▸ **Supplied data**
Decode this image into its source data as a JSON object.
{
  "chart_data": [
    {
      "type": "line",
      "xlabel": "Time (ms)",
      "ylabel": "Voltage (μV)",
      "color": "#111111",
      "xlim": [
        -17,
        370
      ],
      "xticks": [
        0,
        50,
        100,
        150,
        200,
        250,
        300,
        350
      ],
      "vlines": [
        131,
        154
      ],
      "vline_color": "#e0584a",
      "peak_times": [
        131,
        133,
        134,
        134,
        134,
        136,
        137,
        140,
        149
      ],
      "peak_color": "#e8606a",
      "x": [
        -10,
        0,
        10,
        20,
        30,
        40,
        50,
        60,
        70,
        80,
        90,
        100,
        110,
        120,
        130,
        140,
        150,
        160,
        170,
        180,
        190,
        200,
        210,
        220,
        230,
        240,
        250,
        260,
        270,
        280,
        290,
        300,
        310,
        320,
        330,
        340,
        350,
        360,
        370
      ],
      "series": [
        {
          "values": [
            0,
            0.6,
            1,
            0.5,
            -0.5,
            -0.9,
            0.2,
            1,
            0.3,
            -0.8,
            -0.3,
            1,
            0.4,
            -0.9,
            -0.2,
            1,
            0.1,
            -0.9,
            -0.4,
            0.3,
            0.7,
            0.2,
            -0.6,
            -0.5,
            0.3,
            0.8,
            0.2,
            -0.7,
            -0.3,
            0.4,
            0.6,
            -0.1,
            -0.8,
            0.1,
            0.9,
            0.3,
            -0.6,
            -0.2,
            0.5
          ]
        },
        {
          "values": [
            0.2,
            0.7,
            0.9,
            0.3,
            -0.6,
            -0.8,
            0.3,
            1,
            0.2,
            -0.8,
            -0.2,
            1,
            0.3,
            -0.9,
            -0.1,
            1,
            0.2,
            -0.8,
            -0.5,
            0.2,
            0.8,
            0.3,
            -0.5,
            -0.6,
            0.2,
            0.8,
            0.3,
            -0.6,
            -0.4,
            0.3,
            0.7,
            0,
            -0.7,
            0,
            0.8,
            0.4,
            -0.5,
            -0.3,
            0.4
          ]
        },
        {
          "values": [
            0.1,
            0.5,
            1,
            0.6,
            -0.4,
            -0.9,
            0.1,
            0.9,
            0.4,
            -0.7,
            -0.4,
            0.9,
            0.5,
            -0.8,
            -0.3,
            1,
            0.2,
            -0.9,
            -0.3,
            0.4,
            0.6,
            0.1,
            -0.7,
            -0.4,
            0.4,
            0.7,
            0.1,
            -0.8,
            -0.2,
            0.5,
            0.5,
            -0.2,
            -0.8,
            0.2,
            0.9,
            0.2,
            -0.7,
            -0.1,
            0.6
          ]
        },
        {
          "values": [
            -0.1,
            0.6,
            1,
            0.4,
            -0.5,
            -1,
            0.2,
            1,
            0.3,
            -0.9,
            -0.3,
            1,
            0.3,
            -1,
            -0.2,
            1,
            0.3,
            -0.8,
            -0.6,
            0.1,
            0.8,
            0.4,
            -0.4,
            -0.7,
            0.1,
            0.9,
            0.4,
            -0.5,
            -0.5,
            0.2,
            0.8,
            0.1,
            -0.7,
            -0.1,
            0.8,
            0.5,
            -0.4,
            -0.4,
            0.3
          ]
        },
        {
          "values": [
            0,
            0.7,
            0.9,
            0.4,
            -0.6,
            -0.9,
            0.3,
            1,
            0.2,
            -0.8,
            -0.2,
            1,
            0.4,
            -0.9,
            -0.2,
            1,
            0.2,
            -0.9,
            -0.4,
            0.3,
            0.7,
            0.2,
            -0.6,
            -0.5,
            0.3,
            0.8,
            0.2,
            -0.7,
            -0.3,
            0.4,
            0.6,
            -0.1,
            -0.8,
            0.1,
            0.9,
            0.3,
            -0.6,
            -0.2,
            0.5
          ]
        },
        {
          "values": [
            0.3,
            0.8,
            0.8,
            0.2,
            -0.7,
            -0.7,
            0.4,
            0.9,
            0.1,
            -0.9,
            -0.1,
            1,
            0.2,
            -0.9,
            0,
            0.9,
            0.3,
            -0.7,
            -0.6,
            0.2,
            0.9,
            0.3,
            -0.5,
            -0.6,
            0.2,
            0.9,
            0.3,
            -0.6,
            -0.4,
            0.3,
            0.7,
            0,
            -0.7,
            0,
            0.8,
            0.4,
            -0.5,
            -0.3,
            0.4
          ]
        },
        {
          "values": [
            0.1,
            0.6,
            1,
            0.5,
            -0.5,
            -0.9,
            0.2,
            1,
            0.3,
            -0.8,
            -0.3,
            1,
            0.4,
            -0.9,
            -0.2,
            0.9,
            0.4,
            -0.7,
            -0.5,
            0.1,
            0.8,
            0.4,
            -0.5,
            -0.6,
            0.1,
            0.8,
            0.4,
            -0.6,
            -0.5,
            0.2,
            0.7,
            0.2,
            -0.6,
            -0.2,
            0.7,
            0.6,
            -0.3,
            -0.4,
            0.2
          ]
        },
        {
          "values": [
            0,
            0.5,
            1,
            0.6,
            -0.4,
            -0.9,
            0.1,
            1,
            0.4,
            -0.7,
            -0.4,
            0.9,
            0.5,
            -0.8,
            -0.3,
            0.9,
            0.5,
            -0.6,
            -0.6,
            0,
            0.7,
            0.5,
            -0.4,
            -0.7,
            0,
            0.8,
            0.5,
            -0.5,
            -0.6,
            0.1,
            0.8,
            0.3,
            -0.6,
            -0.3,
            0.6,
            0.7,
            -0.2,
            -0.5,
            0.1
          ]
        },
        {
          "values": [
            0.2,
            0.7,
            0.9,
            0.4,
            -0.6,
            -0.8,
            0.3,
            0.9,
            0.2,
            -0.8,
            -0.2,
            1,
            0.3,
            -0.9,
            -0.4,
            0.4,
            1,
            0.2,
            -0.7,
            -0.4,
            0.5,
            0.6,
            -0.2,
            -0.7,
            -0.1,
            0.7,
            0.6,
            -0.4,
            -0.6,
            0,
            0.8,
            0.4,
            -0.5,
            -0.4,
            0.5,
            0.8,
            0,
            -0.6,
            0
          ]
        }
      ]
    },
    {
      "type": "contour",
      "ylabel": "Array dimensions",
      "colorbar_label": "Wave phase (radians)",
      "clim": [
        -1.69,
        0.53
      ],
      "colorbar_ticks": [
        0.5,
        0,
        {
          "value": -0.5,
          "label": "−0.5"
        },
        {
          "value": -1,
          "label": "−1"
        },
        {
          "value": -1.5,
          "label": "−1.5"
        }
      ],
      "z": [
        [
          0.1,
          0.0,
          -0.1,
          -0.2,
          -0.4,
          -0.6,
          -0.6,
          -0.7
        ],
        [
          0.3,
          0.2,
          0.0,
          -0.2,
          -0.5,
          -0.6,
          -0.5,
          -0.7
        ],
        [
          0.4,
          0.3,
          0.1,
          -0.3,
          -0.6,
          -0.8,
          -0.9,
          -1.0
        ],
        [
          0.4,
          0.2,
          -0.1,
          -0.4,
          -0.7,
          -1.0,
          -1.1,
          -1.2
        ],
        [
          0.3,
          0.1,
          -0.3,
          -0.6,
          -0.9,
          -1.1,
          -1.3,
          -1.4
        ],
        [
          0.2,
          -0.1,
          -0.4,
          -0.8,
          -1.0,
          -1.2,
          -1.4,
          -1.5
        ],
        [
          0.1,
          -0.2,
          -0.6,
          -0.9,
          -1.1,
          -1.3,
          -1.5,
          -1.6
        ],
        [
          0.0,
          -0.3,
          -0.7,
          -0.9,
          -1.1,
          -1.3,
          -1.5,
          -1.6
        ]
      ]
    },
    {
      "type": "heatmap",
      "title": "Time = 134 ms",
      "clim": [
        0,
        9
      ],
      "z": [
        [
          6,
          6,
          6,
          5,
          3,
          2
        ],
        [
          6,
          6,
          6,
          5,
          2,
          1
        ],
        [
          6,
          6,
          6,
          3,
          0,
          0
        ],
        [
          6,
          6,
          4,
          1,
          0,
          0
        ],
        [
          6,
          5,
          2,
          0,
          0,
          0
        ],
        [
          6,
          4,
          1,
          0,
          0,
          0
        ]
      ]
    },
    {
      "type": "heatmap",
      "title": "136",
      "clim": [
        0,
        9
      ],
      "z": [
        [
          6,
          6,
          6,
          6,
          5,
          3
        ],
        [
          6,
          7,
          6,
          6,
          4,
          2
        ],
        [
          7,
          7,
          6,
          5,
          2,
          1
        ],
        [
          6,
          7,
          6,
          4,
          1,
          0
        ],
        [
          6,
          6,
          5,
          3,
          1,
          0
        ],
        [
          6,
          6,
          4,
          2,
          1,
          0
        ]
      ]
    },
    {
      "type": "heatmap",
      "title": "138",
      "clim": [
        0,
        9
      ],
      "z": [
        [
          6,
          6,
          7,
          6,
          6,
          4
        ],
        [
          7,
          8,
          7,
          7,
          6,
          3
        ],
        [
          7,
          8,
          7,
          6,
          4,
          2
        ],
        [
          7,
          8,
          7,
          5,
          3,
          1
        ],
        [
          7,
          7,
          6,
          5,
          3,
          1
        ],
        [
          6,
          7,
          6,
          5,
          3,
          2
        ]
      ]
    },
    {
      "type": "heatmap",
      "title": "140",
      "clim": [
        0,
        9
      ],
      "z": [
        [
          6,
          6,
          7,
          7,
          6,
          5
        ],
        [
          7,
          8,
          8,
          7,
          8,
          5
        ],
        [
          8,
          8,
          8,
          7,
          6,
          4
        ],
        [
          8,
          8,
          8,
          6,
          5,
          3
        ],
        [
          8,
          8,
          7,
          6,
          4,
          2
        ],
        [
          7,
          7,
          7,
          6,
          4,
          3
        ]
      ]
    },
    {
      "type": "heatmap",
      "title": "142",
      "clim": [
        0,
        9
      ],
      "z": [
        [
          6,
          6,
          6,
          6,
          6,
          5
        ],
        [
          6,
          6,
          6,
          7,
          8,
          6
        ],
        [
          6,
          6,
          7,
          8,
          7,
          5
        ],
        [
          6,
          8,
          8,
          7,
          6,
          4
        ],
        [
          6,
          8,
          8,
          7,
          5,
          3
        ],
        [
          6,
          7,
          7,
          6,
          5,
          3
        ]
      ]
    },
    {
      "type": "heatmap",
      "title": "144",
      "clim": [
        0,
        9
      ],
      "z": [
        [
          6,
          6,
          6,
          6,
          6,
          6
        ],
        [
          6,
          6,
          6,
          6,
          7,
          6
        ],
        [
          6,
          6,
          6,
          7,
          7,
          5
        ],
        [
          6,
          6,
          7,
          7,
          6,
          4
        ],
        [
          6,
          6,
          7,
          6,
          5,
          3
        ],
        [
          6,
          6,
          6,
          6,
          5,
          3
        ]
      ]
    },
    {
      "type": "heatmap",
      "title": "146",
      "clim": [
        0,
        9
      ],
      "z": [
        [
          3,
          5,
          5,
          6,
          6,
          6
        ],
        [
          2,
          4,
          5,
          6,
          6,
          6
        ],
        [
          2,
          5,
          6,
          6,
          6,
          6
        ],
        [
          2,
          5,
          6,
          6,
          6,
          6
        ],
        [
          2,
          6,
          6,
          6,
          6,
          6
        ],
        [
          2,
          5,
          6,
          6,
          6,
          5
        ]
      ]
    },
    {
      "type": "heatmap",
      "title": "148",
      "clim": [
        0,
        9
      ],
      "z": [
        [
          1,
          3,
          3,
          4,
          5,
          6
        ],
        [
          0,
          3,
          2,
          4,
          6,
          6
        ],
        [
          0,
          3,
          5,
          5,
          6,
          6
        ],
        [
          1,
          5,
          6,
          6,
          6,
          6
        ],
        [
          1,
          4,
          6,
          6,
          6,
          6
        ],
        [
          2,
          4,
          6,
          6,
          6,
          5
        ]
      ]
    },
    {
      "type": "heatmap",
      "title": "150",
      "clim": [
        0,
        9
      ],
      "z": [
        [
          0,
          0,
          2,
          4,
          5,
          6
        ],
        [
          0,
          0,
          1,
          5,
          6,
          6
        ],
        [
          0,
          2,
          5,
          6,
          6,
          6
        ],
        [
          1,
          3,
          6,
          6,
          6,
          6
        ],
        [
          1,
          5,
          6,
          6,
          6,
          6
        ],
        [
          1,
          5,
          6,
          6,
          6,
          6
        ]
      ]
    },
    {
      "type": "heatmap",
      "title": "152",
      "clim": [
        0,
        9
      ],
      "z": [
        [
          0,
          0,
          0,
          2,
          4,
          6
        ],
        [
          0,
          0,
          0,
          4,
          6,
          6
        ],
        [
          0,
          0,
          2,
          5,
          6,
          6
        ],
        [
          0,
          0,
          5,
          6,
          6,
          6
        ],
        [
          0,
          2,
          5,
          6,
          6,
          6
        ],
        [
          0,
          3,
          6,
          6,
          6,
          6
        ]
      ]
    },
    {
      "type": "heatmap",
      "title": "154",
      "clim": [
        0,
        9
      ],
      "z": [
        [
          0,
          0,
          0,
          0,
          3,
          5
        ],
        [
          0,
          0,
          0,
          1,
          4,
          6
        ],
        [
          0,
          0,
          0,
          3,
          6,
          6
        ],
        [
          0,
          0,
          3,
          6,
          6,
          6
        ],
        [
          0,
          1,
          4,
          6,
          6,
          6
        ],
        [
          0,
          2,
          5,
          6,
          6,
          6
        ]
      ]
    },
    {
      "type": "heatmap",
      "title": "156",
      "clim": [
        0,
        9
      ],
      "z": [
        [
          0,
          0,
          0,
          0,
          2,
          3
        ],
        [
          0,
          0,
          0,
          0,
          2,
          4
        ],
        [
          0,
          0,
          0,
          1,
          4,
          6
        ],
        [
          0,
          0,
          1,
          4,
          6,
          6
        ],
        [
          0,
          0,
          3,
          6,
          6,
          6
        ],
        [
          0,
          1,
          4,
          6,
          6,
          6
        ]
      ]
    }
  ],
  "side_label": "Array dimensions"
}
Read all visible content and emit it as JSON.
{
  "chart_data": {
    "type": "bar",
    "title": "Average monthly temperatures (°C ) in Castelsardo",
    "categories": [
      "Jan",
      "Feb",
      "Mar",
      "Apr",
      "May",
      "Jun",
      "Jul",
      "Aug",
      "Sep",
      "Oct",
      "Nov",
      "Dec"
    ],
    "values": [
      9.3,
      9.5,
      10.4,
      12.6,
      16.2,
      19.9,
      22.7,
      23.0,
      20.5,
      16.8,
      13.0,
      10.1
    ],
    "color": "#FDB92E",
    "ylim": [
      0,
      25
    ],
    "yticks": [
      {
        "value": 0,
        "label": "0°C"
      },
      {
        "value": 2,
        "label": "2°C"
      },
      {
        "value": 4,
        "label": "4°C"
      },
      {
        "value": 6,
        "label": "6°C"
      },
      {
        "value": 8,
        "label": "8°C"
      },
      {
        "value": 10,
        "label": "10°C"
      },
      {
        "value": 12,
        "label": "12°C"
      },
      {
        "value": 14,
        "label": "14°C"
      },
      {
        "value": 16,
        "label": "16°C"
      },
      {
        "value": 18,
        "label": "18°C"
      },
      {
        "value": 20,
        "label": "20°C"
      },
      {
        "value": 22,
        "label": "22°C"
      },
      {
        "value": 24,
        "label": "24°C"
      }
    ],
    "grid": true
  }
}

▸ **Exercise details**
Which lines hold the word "Array"? Copy all of them.

▸ **Expected output**
      "ylabel": "Array dimensions",
  "side_label": "Array dimensions"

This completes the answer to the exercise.